▶ Aim
Select, from the data, each line where "price" occurs.

▶ Source data
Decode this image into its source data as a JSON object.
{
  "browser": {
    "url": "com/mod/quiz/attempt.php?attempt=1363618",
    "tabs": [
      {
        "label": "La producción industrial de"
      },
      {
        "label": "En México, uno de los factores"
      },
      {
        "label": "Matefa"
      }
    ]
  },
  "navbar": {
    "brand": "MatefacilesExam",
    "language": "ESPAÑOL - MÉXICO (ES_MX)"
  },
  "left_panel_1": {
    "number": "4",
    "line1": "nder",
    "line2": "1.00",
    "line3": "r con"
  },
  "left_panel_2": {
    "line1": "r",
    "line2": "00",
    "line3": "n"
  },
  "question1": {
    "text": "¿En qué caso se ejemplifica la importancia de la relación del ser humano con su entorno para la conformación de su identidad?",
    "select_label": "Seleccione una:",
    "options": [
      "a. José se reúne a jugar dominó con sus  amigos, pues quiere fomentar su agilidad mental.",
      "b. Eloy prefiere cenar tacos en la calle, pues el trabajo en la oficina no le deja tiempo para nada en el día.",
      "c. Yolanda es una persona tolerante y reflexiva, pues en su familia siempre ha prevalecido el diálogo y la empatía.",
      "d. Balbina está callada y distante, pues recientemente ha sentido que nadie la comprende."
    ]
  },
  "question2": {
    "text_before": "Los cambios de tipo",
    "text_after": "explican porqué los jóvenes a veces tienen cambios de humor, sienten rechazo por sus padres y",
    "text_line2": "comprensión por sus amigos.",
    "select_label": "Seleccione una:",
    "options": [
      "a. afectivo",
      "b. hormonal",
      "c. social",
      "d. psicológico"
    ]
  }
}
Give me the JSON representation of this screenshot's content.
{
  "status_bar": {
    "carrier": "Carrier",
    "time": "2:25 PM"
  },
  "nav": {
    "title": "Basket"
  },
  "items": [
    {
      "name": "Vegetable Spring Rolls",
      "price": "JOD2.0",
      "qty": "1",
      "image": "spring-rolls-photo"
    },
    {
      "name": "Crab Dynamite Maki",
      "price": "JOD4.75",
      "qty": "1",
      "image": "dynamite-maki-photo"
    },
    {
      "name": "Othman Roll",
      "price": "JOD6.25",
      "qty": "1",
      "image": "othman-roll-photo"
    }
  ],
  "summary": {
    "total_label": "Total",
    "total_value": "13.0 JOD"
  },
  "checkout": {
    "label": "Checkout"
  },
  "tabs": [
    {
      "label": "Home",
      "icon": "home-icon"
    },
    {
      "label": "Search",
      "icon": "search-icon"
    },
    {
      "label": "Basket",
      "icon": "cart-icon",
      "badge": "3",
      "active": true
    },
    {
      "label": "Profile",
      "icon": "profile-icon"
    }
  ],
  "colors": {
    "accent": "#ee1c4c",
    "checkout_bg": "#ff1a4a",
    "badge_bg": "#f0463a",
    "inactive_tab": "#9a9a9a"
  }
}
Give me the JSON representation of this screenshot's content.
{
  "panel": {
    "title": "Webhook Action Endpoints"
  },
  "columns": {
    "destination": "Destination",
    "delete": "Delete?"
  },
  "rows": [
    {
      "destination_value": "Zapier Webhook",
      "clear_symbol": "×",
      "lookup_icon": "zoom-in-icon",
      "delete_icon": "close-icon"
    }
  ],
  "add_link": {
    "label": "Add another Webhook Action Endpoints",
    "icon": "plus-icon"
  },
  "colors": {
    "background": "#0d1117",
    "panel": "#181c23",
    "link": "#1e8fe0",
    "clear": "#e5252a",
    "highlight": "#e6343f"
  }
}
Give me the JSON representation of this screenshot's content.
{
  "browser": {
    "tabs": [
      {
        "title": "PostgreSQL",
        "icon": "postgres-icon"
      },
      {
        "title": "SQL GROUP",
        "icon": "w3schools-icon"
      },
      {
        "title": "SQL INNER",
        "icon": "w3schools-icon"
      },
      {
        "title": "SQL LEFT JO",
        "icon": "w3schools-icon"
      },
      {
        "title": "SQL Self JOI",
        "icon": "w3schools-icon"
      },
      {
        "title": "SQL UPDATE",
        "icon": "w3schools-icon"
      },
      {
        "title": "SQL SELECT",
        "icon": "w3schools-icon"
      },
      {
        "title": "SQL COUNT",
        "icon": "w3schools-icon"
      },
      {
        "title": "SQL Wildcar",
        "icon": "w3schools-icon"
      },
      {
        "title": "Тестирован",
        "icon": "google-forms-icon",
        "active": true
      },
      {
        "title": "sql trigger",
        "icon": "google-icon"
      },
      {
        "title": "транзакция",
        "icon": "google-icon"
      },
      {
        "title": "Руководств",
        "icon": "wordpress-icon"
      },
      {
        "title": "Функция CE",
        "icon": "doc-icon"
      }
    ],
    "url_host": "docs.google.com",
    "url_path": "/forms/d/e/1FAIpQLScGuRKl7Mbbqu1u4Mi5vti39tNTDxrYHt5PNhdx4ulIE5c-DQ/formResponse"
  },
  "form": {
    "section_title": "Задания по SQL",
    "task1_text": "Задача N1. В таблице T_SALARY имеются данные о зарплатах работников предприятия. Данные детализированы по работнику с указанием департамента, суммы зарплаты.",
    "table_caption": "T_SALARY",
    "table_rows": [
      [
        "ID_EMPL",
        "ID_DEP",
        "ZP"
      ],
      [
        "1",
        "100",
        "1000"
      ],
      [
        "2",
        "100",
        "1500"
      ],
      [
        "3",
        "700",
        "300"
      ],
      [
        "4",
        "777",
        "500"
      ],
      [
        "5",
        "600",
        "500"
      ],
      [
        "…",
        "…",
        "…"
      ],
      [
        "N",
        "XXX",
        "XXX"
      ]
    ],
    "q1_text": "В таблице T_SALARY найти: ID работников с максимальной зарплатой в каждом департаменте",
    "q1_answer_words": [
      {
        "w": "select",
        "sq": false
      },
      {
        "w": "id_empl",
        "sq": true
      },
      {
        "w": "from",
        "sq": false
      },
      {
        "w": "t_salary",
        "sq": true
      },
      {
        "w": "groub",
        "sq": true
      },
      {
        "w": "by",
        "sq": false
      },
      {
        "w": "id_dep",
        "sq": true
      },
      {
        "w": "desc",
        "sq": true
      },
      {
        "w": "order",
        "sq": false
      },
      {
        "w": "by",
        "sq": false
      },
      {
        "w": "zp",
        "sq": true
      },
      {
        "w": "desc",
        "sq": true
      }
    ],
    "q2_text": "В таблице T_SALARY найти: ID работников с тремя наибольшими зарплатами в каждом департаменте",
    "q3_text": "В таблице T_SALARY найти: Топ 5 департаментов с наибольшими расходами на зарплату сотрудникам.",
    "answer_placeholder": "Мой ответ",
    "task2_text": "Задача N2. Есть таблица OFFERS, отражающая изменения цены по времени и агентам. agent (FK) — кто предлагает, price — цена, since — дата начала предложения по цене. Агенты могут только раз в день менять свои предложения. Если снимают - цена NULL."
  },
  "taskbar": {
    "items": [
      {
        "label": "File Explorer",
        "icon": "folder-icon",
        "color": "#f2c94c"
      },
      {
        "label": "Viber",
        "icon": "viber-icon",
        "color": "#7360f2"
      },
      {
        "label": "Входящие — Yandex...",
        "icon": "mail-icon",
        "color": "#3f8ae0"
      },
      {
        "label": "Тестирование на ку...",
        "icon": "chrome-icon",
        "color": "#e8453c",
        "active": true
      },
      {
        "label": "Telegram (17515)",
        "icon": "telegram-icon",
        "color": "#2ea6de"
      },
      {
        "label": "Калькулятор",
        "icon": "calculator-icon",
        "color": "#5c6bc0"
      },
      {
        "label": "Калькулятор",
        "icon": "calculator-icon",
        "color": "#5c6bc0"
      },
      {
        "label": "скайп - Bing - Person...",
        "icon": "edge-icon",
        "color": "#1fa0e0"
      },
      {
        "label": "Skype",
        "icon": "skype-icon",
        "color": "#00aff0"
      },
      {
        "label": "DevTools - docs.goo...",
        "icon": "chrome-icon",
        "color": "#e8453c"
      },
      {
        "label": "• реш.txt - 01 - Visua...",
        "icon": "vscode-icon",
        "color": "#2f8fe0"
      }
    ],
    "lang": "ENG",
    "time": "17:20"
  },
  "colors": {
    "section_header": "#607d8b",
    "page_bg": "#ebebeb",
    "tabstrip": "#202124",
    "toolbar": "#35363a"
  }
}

▶ Full solution
      "price": "JOD2.0",
      "price": "JOD4.75",
      "price": "JOD6.25",
    "task2_text": "Задача N2. Есть таблица OFFERS, отражающая изменения цены по времени и агентам. agent (FK) — кто предлагает, price — цена, since — дата начала предложения по цене. Агенты могут только раз в день менять свои предложения. Если снимают - цена NULL."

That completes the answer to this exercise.